------ Kutipan Teks ------

Perempuan Dalam Masyarakat Islam (3)


Perempuan dan Jihad Peperangan
Jihad (berperang melawan musuh Islam) adalah wajib bagi setiap lelaki muslim yang berakal, baligh, tidak memiliki cacat fisik, serta memiliki persiapan materi untuk bekal hidupnya dan keluarga yang ditinggalkan, sehingga ia leluasa berjihad. Sedangkan untuk perempuan, Aisyah bertanya kepada Rasulullah, “Adakah kewajiban jihad bagi wanita, ya Rasulullah?” Beliau menjawab, “Jihad yang tidak ada pertempurannya adalah haji dan umrah.” Dalam riwayat yang lain, “Tetapi jihad yang paling afdhal bagi kalian adalah haji mabrur.” (HR. Ahmad dan Bukhari).
Ummu Salamah pernah memprotes Rasulullah terkait dengan masalah ini. “Wahai Rasulullah, orang laki-laki pergi berperang, sedang kami tidak, kemudian kami pun hanya memperoleh setengah bagian dalam warisan.”

------ Daftar ------

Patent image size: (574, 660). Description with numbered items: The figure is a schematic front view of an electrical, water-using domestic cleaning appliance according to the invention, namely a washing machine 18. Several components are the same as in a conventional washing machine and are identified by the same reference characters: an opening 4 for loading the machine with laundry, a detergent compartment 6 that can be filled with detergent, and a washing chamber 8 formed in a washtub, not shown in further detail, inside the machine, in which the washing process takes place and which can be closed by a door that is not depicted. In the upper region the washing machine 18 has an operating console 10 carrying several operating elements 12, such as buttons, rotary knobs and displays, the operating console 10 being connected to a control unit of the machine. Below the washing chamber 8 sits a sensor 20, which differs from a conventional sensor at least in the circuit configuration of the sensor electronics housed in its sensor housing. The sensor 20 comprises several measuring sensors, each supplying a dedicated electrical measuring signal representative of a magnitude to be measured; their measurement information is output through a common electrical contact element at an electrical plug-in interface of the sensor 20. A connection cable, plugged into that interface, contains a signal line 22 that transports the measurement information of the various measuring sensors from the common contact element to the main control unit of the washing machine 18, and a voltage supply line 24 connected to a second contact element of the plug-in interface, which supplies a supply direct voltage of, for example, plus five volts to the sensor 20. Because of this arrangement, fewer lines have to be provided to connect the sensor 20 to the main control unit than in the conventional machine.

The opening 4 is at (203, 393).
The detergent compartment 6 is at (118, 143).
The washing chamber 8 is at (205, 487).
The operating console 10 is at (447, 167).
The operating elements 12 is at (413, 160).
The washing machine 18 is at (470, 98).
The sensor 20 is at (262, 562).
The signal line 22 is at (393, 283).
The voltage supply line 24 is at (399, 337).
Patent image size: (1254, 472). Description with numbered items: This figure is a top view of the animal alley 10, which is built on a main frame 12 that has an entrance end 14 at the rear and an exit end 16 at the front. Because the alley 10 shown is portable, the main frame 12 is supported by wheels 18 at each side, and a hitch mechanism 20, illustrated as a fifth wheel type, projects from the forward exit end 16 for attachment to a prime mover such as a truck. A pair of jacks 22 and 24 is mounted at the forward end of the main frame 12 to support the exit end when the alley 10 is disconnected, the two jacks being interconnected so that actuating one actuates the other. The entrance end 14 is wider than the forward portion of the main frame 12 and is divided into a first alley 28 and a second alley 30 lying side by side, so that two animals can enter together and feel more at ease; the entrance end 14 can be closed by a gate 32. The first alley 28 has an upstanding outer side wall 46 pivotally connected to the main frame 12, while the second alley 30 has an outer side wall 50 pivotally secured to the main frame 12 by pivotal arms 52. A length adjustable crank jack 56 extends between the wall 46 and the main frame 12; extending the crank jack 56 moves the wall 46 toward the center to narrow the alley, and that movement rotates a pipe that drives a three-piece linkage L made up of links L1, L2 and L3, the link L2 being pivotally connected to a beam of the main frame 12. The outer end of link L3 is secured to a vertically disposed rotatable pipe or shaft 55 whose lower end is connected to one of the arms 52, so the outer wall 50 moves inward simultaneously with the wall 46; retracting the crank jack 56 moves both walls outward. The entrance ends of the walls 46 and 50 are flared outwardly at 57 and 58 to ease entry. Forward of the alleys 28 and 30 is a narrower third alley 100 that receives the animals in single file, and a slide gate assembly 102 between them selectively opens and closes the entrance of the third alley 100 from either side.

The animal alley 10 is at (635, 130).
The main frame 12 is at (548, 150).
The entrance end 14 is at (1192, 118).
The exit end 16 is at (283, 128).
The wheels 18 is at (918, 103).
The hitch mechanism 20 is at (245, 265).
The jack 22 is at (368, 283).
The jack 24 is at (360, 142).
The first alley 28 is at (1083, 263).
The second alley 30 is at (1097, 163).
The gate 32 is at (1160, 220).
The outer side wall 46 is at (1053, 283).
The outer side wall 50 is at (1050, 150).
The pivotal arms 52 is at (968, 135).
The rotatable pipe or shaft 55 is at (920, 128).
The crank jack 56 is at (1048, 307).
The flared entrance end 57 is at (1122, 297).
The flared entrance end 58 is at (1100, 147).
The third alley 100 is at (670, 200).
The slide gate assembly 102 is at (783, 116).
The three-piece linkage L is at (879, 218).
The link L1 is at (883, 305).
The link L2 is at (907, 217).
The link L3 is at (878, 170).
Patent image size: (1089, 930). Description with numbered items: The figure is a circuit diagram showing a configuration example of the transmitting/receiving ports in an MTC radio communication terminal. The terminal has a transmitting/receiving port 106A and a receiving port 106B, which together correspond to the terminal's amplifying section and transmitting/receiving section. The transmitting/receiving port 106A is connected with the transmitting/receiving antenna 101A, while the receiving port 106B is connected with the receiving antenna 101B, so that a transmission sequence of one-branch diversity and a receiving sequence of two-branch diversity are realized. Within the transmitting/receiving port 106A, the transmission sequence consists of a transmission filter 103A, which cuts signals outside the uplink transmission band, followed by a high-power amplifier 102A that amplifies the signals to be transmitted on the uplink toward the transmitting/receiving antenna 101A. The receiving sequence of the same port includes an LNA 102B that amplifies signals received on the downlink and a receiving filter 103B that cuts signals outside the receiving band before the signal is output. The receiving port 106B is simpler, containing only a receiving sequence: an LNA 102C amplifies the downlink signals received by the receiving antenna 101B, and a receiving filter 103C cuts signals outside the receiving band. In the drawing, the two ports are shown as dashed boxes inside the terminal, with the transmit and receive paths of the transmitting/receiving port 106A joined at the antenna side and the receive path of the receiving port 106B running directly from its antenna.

------

● **Daftar Tugas**:
(1) Dalam teks tentang perempuan dan jihad, apa jawaban Rasulullah saat Aisyah bertanya apakah wanita wajib berjihad?
(2) Tuliskan kembali bagian teks tentang perempuan dan jihad tanpa mengubah satu kata pun, dimulai dari "Perempuan Dalam Masyarakat" dan diakhiri dengan "Ahmad dan Bukhari).".

● **Hasil Tugas**:
(1) Jihad yang tidak ada pertempurannya adalah haji dan umrah.

(2)
Perempuan Dalam Masyarakat Islam (3)


Perempuan dan Jihad Peperangan
Jihad (berperang melawan musuh Islam) adalah wajib bagi setiap lelaki muslim yang berakal, baligh, tidak memiliki cacat fisik, serta memiliki persiapan materi untuk bekal hidupnya dan keluarga yang ditinggalkan, sehingga ia leluasa berjihad. Sedangkan untuk perempuan, Aisyah bertanya kepada Rasulullah, “Adakah kewajiban jihad bagi wanita, ya Rasulullah?” Beliau menjawab, “Jihad yang tidak ada pertempurannya adalah haji dan umrah.” Dalam riwayat yang lain, “Tetapi jihad yang paling afdhal bagi kalian adalah haji mabrur.” (HR. Ahmad dan Bukhari).